■ **Given request**
Note each line where "²⁰¹⁴" appears, and copy it.

— START OF Exercise data —

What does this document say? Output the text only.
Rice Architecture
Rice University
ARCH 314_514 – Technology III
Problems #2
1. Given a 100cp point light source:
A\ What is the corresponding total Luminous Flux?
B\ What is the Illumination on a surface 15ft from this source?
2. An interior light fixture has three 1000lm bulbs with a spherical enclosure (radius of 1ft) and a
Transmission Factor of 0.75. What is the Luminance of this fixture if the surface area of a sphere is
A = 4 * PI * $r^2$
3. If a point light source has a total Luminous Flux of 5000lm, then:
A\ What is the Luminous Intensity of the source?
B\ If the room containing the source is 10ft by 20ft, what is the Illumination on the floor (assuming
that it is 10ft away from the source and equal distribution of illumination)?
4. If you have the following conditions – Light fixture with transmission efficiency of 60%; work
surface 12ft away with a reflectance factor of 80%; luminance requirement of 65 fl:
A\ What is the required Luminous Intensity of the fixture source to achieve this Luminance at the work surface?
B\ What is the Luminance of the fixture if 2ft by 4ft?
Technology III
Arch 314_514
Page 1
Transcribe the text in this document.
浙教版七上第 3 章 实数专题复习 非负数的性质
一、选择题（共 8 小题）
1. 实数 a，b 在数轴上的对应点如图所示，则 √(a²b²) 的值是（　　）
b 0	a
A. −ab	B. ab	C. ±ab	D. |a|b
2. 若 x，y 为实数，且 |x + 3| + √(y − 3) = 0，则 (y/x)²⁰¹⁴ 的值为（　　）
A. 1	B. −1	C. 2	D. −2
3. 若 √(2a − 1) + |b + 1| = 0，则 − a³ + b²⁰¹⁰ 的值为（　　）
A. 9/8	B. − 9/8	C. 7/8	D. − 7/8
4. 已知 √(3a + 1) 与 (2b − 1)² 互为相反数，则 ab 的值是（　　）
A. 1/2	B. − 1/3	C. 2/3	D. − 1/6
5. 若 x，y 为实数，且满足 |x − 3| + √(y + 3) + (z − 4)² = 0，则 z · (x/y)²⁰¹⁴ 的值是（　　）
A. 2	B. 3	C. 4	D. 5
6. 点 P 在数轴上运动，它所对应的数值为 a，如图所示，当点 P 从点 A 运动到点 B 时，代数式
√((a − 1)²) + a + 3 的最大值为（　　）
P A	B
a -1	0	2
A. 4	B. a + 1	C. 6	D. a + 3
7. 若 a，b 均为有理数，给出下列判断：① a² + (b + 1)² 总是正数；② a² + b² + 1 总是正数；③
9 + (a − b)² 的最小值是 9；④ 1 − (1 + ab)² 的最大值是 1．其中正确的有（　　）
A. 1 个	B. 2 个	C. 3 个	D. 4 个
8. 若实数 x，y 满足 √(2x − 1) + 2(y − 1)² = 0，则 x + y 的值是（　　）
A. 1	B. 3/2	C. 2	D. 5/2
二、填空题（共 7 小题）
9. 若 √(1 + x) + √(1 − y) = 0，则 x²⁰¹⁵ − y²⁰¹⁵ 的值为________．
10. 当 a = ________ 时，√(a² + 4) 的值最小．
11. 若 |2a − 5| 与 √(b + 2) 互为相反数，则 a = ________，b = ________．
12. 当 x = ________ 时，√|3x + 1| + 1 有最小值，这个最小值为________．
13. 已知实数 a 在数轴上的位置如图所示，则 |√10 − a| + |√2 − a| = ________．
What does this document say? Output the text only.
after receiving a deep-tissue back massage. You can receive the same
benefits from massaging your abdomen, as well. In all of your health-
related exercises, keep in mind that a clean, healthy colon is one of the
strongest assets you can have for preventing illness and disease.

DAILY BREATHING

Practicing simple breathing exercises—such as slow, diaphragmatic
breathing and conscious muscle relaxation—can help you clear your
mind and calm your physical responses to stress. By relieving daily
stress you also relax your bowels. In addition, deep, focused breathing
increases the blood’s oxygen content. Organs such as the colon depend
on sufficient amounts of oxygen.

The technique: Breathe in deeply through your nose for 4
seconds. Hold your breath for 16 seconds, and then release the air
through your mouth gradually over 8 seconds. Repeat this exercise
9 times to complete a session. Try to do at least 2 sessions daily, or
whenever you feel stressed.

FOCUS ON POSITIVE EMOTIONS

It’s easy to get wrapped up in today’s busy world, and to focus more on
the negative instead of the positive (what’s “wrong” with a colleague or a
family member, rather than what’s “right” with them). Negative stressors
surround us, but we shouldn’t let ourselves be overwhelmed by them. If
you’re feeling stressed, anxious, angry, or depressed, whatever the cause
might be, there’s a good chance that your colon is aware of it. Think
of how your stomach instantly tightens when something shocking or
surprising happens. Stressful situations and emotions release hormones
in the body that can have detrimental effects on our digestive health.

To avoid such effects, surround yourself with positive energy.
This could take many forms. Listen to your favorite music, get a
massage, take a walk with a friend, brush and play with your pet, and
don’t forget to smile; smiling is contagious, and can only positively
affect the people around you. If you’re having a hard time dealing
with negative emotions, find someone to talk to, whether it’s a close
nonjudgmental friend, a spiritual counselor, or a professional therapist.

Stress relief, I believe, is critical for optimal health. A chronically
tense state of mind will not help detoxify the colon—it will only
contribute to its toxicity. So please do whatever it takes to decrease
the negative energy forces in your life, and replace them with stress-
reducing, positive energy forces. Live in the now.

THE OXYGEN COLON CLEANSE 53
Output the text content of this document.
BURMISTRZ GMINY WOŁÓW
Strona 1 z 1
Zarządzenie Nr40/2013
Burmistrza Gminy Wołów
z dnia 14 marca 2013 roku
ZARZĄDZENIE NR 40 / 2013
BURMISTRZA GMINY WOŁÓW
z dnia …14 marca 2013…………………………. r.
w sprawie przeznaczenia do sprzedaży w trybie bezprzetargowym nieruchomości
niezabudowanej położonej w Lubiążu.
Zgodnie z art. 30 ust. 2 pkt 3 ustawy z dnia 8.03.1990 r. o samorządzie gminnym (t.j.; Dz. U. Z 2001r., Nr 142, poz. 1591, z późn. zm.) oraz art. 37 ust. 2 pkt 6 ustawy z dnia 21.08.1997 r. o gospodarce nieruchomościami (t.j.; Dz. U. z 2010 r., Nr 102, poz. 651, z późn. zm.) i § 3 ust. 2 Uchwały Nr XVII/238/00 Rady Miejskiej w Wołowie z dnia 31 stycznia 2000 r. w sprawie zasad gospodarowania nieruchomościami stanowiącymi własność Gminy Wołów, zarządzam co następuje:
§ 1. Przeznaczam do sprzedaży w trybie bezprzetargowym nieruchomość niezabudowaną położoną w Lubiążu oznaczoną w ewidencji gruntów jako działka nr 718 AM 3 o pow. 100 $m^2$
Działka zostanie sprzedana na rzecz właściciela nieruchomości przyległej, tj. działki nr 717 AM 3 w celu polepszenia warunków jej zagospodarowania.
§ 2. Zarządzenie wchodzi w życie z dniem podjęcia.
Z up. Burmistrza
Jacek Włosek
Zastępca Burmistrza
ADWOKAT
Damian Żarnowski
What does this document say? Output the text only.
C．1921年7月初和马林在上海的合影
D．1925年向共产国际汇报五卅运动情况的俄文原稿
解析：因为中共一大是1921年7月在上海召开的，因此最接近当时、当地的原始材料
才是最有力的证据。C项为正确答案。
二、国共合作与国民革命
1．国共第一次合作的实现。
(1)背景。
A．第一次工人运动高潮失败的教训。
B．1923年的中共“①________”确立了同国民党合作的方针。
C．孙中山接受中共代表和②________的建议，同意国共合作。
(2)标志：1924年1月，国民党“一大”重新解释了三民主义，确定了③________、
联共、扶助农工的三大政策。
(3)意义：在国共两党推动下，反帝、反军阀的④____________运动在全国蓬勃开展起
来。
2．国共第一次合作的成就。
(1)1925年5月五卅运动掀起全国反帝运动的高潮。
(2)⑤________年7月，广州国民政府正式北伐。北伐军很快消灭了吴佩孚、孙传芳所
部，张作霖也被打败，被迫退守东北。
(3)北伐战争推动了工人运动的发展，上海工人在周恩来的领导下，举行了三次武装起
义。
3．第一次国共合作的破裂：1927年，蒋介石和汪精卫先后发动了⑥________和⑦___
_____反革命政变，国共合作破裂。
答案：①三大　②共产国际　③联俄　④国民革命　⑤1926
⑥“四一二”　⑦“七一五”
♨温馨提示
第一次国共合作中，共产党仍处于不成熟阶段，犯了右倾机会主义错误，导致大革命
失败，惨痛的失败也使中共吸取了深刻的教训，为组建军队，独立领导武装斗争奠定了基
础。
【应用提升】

— END OF Exercise data —

■ **Answer to this exercise**
2. 若 x，y 为实数，且 |x + 3| + √(y − 3) = 0，则 (y/x)²⁰¹⁴ 的值为（　　）
5. 若 x，y 为实数，且满足 |x − 3| + √(y + 3) + (z − 4)² = 0，则 z · (x/y)²⁰¹⁴ 的值是（　　）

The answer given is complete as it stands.